Reading text:
━━━━━━━━━━━━━━━━━━━━━━━━━━━━━━
When you sell investment property, all of your profits are subject to either capital gains tax or depreciation recapture tax, which is a special type of capital gains tax. Your tax gets calculated on the difference between your cost basis and your selling price. Any debt that you owe, such as the balance on your mortgage, will not affect your capital gains liability.
Your Cost Basis
Your cost basis isn't just the purchase price of your investment property. The initial cost is what you actually paid at the closing, including your closing costs. For example, if you bought a small apartment building for $1 million and paid $1,500 in title fees, $5,000 in attorney's fees, $2,000 in miscellaneous fees and $8,000 in inspection fees, your actual cost would be $1.0165 million. To that cost, add the cost of any improvements you made to the property. Improvements are anything that changes your property's use, increases its value or extends its useful life. Taking the apartment building as an example, a $50,000 roof and $115,000 in kitchen and bathroom renovations would count as improvements and increase your cost basis to $1.1815 million.
Depreciation and Basis
While you own your investment property, the tax code lets you claim a small portion of its cost basis every year as a depreciation write-off. Depreciation is an accounting tool that simulates the decline in value that accompanies the gradual deterioration of buildings (although in recent years, almost all property has actually gained value over time). When you sell it for more than the depreciated value, the IRS will want you to return a portion of the money that you saved by claiming depreciation. To properly calculate your capital gains liability, you will need to total all of the depreciation that you were legally entitled to claim, whether or not you actually claimed it.
━━━━━━━━━━━━━━━━━━━━━━━━━━━━━━
Task requirements:
**1.** From the investment property text, return the part that opens with the words containing "Depreciation and Basis" and closes with "actually claimed it.".
**2.** Answer these questions using the investment property text:
(a) According to the text, how does debt such as a mortgage balance affect capital gains liability?
(b) What three things make an expense count as an improvement?
(c) Which depreciation must be totaled to calculate capital gains liability properly?

Data shown:
━━━━━━━━━━━━━━━━━━━━━━━━━━━━━━
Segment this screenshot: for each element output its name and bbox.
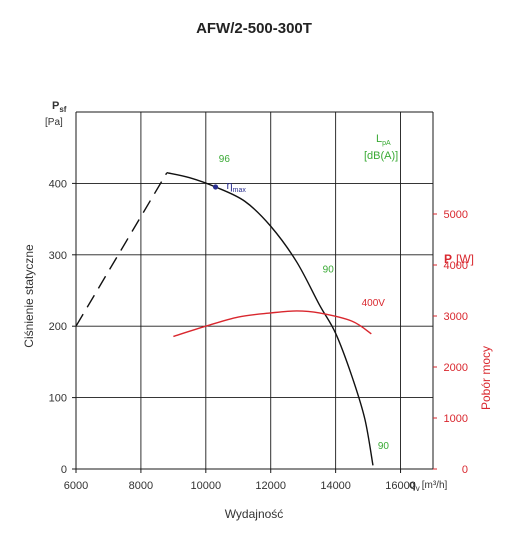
━━━━━━━━━━━━━━━━━━━━━━━━━━━━━━
Responses:
**1.**
Depreciation and Basis
While you own your investment property, the tax code lets you claim a small portion of its cost basis every year as a depreciation write-off. Depreciation is an accounting tool that simulates the decline in value that accompanies the gradual deterioration of buildings (although in recent years, almost all property has actually gained value over time). When you sell it for more than the depreciated value, the IRS will want you to return a portion of the money that you saved by claiming depreciation. To properly calculate your capital gains liability, you will need to total all of the depreciation that you were legally entitled to claim, whether or not you actually claimed it.

**2.**
(a) It does not affect capital gains liability.
(b) It changes the property's use, increases its value, or extends its useful life.
(c) All the depreciation you were legally entitled to claim, whether or not you actually claimed it.